Quote each record exactly, please, leaving none out.
** start of Data excerpts **
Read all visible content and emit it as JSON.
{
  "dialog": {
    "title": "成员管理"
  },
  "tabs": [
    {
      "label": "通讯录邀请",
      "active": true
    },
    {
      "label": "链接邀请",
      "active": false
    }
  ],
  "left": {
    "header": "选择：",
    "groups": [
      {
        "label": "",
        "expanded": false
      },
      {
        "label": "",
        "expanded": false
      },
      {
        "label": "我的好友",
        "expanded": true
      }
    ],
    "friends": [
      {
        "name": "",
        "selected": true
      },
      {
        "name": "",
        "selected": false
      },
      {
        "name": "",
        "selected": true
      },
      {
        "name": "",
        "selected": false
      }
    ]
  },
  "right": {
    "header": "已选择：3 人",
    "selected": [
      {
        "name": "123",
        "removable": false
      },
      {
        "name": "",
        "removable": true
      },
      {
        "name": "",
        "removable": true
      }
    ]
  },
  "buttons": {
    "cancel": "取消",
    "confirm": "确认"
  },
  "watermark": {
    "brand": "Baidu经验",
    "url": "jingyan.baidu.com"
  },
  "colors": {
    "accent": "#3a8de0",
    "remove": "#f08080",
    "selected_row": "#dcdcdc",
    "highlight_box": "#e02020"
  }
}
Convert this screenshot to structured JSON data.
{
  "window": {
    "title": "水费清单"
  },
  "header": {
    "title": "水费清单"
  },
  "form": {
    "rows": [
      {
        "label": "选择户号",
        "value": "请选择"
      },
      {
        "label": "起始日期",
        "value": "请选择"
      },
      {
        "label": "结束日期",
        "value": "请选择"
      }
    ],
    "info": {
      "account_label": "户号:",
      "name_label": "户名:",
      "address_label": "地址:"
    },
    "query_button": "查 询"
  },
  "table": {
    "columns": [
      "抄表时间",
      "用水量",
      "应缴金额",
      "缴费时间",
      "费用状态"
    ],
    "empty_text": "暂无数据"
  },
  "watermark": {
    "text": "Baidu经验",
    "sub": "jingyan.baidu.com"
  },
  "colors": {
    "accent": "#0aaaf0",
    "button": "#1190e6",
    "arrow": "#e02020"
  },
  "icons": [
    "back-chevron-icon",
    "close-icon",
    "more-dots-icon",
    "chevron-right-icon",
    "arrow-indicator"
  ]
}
** end of Data excerpts **
# The response:
Read all visible content and emit it as JSON.
{
  "dialog": {
    "title": "成员管理"
  },
  "tabs": [
    {
      "label": "通讯录邀请",
      "active": true
    },
    {
      "label": "链接邀请",
      "active": false
    }
  ],
  "left": {
    "header": "选择：",
    "groups": [
      {
        "label": "",
        "expanded": false
      },
      {
        "label": "",
        "expanded": false
      },
      {
        "label": "我的好友",
        "expanded": true
      }
    ],
    "friends": [
      {
        "name": "",
        "selected": true
      },
      {
        "name": "",
        "selected": false
      },
      {
        "name": "",
        "selected": true
      },
      {
        "name": "",
        "selected": false
      }
    ]
  },
  "right": {
    "header": "已选择：3 人",
    "selected": [
      {
        "name": "123",
        "removable": false
      },
      {
        "name": "",
        "removable": true
      },
      {
        "name": "",
        "removable": true
      }
    ]
  },
  "buttons": {
    "cancel": "取消",
    "confirm": "确认"
  },
  "watermark": {
    "brand": "Baidu经验",
    "url": "jingyan.baidu.com"
  },
  "colors": {
    "accent": "#3a8de0",
    "remove": "#f08080",
    "selected_row": "#dcdcdc",
    "highlight_box": "#e02020"
  }
}
Convert this screenshot to structured JSON data.
{
  "window": {
    "title": "水费清单"
  },
  "header": {
    "title": "水费清单"
  },
  "form": {
    "rows": [
      {
        "label": "选择户号",
        "value": "请选择"
      },
      {
        "label": "起始日期",
        "value": "请选择"
      },
      {
        "label": "结束日期",
        "value": "请选择"
      }
    ],
    "info": {
      "account_label": "户号:",
      "name_label": "户名:",
      "address_label": "地址:"
    },
    "query_button": "查 询"
  },
  "table": {
    "columns": [
      "抄表时间",
      "用水量",
      "应缴金额",
      "缴费时间",
      "费用状态"
    ],
    "empty_text": "暂无数据"
  },
  "watermark": {
    "text": "Baidu经验",
    "sub": "jingyan.baidu.com"
  },
  "colors": {
    "accent": "#0aaaf0",
    "button": "#1190e6",
    "arrow": "#e02020"
  },
  "icons": [
    "back-chevron-icon",
    "close-icon",
    "more-dots-icon",
    "chevron-right-icon",
    "arrow-indicator"
  ]
}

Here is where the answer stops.